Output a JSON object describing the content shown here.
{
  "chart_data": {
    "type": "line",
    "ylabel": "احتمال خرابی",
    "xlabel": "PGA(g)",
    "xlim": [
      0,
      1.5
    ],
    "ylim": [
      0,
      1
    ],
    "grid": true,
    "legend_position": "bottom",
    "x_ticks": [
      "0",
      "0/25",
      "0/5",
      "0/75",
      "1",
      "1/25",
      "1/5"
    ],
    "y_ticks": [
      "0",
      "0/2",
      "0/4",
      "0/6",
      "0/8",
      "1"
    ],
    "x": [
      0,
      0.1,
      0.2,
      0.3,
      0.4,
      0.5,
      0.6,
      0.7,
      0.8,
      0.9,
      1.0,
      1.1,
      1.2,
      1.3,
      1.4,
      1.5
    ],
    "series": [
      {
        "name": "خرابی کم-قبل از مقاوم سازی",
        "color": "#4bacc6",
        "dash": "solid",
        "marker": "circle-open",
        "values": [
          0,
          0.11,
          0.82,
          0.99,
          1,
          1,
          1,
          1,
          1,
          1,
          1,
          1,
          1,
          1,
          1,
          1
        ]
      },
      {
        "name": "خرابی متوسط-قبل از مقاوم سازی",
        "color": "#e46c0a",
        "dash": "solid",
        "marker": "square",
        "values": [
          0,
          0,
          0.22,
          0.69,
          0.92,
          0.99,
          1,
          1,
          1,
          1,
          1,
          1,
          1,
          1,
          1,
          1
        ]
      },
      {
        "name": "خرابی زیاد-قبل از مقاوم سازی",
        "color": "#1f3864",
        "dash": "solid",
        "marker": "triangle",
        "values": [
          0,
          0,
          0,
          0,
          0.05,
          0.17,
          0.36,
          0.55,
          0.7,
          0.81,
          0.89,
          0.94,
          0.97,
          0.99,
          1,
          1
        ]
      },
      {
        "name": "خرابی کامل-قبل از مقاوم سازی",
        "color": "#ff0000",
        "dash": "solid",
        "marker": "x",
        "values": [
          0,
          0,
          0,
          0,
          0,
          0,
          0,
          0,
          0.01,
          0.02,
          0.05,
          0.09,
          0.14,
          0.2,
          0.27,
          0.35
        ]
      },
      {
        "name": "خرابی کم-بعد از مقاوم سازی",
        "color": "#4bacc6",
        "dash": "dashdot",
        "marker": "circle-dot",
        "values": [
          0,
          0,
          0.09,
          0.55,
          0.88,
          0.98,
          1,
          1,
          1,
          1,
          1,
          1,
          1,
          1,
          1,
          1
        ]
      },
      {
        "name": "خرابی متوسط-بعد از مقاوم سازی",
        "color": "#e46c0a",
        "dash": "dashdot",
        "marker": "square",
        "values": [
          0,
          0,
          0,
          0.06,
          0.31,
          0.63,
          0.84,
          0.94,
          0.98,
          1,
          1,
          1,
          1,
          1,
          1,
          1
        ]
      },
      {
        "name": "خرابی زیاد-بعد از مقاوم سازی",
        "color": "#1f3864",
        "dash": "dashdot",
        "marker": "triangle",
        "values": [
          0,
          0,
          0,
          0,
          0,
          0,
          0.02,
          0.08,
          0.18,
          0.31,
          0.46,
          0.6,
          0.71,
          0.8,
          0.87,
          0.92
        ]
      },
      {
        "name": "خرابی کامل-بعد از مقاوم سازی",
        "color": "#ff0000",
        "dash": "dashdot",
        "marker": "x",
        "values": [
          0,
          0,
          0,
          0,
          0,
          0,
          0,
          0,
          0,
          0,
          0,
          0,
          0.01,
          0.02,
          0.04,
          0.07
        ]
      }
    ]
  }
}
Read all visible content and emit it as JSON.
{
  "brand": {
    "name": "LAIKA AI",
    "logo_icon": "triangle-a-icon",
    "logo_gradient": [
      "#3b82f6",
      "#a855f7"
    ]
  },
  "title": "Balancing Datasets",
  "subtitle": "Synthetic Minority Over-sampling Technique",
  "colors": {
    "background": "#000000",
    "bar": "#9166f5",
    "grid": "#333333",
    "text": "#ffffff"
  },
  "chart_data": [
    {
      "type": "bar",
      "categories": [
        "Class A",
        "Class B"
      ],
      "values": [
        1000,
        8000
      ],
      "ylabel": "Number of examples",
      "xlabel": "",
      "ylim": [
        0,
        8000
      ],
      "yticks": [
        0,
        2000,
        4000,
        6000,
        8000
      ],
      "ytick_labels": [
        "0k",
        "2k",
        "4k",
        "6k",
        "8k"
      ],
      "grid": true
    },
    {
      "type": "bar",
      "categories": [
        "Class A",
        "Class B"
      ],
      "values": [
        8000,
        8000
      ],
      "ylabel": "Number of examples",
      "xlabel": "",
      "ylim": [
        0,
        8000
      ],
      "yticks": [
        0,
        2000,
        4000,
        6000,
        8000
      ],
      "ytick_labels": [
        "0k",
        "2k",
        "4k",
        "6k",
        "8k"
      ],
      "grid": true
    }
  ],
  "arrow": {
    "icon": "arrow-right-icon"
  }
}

• Exercise aim
Repeat all of the records above exactly as they appear.

• Result below
Output a JSON object describing the content shown here.
{
  "chart_data": {
    "type": "line",
    "ylabel": "احتمال خرابی",
    "xlabel": "PGA(g)",
    "xlim": [
      0,
      1.5
    ],
    "ylim": [
      0,
      1
    ],
    "grid": true,
    "legend_position": "bottom",
    "x_ticks": [
      "0",
      "0/25",
      "0/5",
      "0/75",
      "1",
      "1/25",
      "1/5"
    ],
    "y_ticks": [
      "0",
      "0/2",
      "0/4",
      "0/6",
      "0/8",
      "1"
    ],
    "x": [
      0,
      0.1,
      0.2,
      0.3,
      0.4,
      0.5,
      0.6,
      0.7,
      0.8,
      0.9,
      1.0,
      1.1,
      1.2,
      1.3,
      1.4,
      1.5
    ],
    "series": [
      {
        "name": "خرابی کم-قبل از مقاوم سازی",
        "color": "#4bacc6",
        "dash": "solid",
        "marker": "circle-open",
        "values": [
          0,
          0.11,
          0.82,
          0.99,
          1,
          1,
          1,
          1,
          1,
          1,
          1,
          1,
          1,
          1,
          1,
          1
        ]
      },
      {
        "name": "خرابی متوسط-قبل از مقاوم سازی",
        "color": "#e46c0a",
        "dash": "solid",
        "marker": "square",
        "values": [
          0,
          0,
          0.22,
          0.69,
          0.92,
          0.99,
          1,
          1,
          1,
          1,
          1,
          1,
          1,
          1,
          1,
          1
        ]
      },
      {
        "name": "خرابی زیاد-قبل از مقاوم سازی",
        "color": "#1f3864",
        "dash": "solid",
        "marker": "triangle",
        "values": [
          0,
          0,
          0,
          0,
          0.05,
          0.17,
          0.36,
          0.55,
          0.7,
          0.81,
          0.89,
          0.94,
          0.97,
          0.99,
          1,
          1
        ]
      },
      {
        "name": "خرابی کامل-قبل از مقاوم سازی",
        "color": "#ff0000",
        "dash": "solid",
        "marker": "x",
        "values": [
          0,
          0,
          0,
          0,
          0,
          0,
          0,
          0,
          0.01,
          0.02,
          0.05,
          0.09,
          0.14,
          0.2,
          0.27,
          0.35
        ]
      },
      {
        "name": "خرابی کم-بعد از مقاوم سازی",
        "color": "#4bacc6",
        "dash": "dashdot",
        "marker": "circle-dot",
        "values": [
          0,
          0,
          0.09,
          0.55,
          0.88,
          0.98,
          1,
          1,
          1,
          1,
          1,
          1,
          1,
          1,
          1,
          1
        ]
      },
      {
        "name": "خرابی متوسط-بعد از مقاوم سازی",
        "color": "#e46c0a",
        "dash": "dashdot",
        "marker": "square",
        "values": [
          0,
          0,
          0,
          0.06,
          0.31,
          0.63,
          0.84,
          0.94,
          0.98,
          1,
          1,
          1,
          1,
          1,
          1,
          1
        ]
      },
      {
        "name": "خرابی زیاد-بعد از مقاوم سازی",
        "color": "#1f3864",
        "dash": "dashdot",
        "marker": "triangle",
        "values": [
          0,
          0,
          0,
          0,
          0,
          0,
          0.02,
          0.08,
          0.18,
          0.31,
          0.46,
          0.6,
          0.71,
          0.8,
          0.87,
          0.92
        ]
      },
      {
        "name": "خرابی کامل-بعد از مقاوم سازی",
        "color": "#ff0000",
        "dash": "dashdot",
        "marker": "x",
        "values": [
          0,
          0,
          0,
          0,
          0,
          0,
          0,
          0,
          0,
          0,
          0,
          0,
          0.01,
          0.02,
          0.04,
          0.07
        ]
      }
    ]
  }
}
Read all visible content and emit it as JSON.
{
  "brand": {
    "name": "LAIKA AI",
    "logo_icon": "triangle-a-icon",
    "logo_gradient": [
      "#3b82f6",
      "#a855f7"
    ]
  },
  "title": "Balancing Datasets",
  "subtitle": "Synthetic Minority Over-sampling Technique",
  "colors": {
    "background": "#000000",
    "bar": "#9166f5",
    "grid": "#333333",
    "text": "#ffffff"
  },
  "chart_data": [
    {
      "type": "bar",
      "categories": [
        "Class A",
        "Class B"
      ],
      "values": [
        1000,
        8000
      ],
      "ylabel": "Number of examples",
      "xlabel": "",
      "ylim": [
        0,
        8000
      ],
      "yticks": [
        0,
        2000,
        4000,
        6000,
        8000
      ],
      "ytick_labels": [
        "0k",
        "2k",
        "4k",
        "6k",
        "8k"
      ],
      "grid": true
    },
    {
      "type": "bar",
      "categories": [
        "Class A",
        "Class B"
      ],
      "values": [
        8000,
        8000
      ],
      "ylabel": "Number of examples",
      "xlabel": "",
      "ylim": [
        0,
        8000
      ],
      "yticks": [
        0,
        2000,
        4000,
        6000,
        8000
      ],
      "ytick_labels": [
        "0k",
        "2k",
        "4k",
        "6k",
        "8k"
      ],
      "grid": true
    }
  ],
  "arrow": {
    "icon": "arrow-right-icon"
  }
}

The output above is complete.